Written request: Print the entire listing. Each line must match the original exactly.

Records supplied:
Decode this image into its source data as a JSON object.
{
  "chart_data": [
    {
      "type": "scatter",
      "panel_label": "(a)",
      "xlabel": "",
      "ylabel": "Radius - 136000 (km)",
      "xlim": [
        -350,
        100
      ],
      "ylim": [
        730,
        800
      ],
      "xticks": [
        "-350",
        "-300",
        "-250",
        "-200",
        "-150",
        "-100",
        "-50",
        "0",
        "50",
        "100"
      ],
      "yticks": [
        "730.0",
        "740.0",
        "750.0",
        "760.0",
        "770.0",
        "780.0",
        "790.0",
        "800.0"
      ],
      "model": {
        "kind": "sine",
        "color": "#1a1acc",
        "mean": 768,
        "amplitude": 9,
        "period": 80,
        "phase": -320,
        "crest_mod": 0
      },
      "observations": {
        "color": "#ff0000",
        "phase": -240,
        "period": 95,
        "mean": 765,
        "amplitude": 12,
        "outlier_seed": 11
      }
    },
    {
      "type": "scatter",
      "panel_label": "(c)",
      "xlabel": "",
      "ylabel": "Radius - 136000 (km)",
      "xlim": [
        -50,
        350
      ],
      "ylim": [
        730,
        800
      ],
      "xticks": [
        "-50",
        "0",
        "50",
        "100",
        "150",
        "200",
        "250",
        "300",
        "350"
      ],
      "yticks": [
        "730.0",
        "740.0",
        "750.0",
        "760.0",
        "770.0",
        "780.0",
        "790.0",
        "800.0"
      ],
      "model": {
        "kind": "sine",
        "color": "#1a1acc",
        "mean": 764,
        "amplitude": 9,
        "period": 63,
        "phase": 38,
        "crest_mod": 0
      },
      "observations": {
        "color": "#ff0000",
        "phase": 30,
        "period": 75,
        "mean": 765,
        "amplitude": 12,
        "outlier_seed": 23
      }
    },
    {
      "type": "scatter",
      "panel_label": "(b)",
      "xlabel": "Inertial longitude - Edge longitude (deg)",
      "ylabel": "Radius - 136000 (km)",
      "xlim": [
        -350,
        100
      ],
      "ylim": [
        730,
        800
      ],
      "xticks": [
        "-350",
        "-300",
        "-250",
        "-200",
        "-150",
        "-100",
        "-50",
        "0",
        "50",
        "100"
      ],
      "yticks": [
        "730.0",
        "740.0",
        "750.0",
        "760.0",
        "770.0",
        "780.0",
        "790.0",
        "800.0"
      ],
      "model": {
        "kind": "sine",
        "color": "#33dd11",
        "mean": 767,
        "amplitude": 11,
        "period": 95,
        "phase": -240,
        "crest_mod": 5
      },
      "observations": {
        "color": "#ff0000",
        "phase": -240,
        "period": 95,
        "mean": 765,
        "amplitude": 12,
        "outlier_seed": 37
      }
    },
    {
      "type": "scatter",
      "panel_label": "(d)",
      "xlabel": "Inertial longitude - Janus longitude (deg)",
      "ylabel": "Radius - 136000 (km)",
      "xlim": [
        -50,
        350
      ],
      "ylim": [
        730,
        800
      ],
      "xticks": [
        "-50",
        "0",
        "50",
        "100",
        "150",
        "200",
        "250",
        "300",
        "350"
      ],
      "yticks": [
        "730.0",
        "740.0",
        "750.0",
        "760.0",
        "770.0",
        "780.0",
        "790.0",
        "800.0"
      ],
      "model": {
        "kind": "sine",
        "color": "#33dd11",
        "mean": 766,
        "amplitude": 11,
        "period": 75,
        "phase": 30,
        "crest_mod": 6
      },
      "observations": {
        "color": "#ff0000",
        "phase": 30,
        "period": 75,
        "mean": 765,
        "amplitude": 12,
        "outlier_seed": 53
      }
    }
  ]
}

Solution for this problem:
Decode this image into its source data as a JSON object.
{
  "chart_data": [
    {
      "type": "scatter",
      "panel_label": "(a)",
      "xlabel": "",
      "ylabel": "Radius - 136000 (km)",
      "xlim": [
        -350,
        100
      ],
      "ylim": [
        730,
        800
      ],
      "xticks": [
        "-350",
        "-300",
        "-250",
        "-200",
        "-150",
        "-100",
        "-50",
        "0",
        "50",
        "100"
      ],
      "yticks": [
        "730.0",
        "740.0",
        "750.0",
        "760.0",
        "770.0",
        "780.0",
        "790.0",
        "800.0"
      ],
      "model": {
        "kind": "sine",
        "color": "#1a1acc",
        "mean": 768,
        "amplitude": 9,
        "period": 80,
        "phase": -320,
        "crest_mod": 0
      },
      "observations": {
        "color": "#ff0000",
        "phase": -240,
        "period": 95,
        "mean": 765,
        "amplitude": 12,
        "outlier_seed": 11
      }
    },
    {
      "type": "scatter",
      "panel_label": "(c)",
      "xlabel": "",
      "ylabel": "Radius - 136000 (km)",
      "xlim": [
        -50,
        350
      ],
      "ylim": [
        730,
        800
      ],
      "xticks": [
        "-50",
        "0",
        "50",
        "100",
        "150",
        "200",
        "250",
        "300",
        "350"
      ],
      "yticks": [
        "730.0",
        "740.0",
        "750.0",
        "760.0",
        "770.0",
        "780.0",
        "790.0",
        "800.0"
      ],
      "model": {
        "kind": "sine",
        "color": "#1a1acc",
        "mean": 764,
        "amplitude": 9,
        "period": 63,
        "phase": 38,
        "crest_mod": 0
      },
      "observations": {
        "color": "#ff0000",
        "phase": 30,
        "period": 75,
        "mean": 765,
        "amplitude": 12,
        "outlier_seed": 23
      }
    },
    {
      "type": "scatter",
      "panel_label": "(b)",
      "xlabel": "Inertial longitude - Edge longitude (deg)",
      "ylabel": "Radius - 136000 (km)",
      "xlim": [
        -350,
        100
      ],
      "ylim": [
        730,
        800
      ],
      "xticks": [
        "-350",
        "-300",
        "-250",
        "-200",
        "-150",
        "-100",
        "-50",
        "0",
        "50",
        "100"
      ],
      "yticks": [
        "730.0",
        "740.0",
        "750.0",
        "760.0",
        "770.0",
        "780.0",
        "790.0",
        "800.0"
      ],
      "model": {
        "kind": "sine",
        "color": "#33dd11",
        "mean": 767,
        "amplitude": 11,
        "period": 95,
        "phase": -240,
        "crest_mod": 5
      },
      "observations": {
        "color": "#ff0000",
        "phase": -240,
        "period": 95,
        "mean": 765,
        "amplitude": 12,
        "outlier_seed": 37
      }
    },
    {
      "type": "scatter",
      "panel_label": "(d)",
      "xlabel": "Inertial longitude - Janus longitude (deg)",
      "ylabel": "Radius - 136000 (km)",
      "xlim": [
        -50,
        350
      ],
      "ylim": [
        730,
        800
      ],
      "xticks": [
        "-50",
        "0",
        "50",
        "100",
        "150",
        "200",
        "250",
        "300",
        "350"
      ],
      "yticks": [
        "730.0",
        "740.0",
        "750.0",
        "760.0",
        "770.0",
        "780.0",
        "790.0",
        "800.0"
      ],
      "model": {
        "kind": "sine",
        "color": "#33dd11",
        "mean": 766,
        "amplitude": 11,
        "period": 75,
        "phase": 30,
        "crest_mod": 6
      },
      "observations": {
        "color": "#ff0000",
        "phase": 30,
        "period": 75,
        "mean": 765,
        "amplitude": 12,
        "outlier_seed": 53
      }
    }
  ]
}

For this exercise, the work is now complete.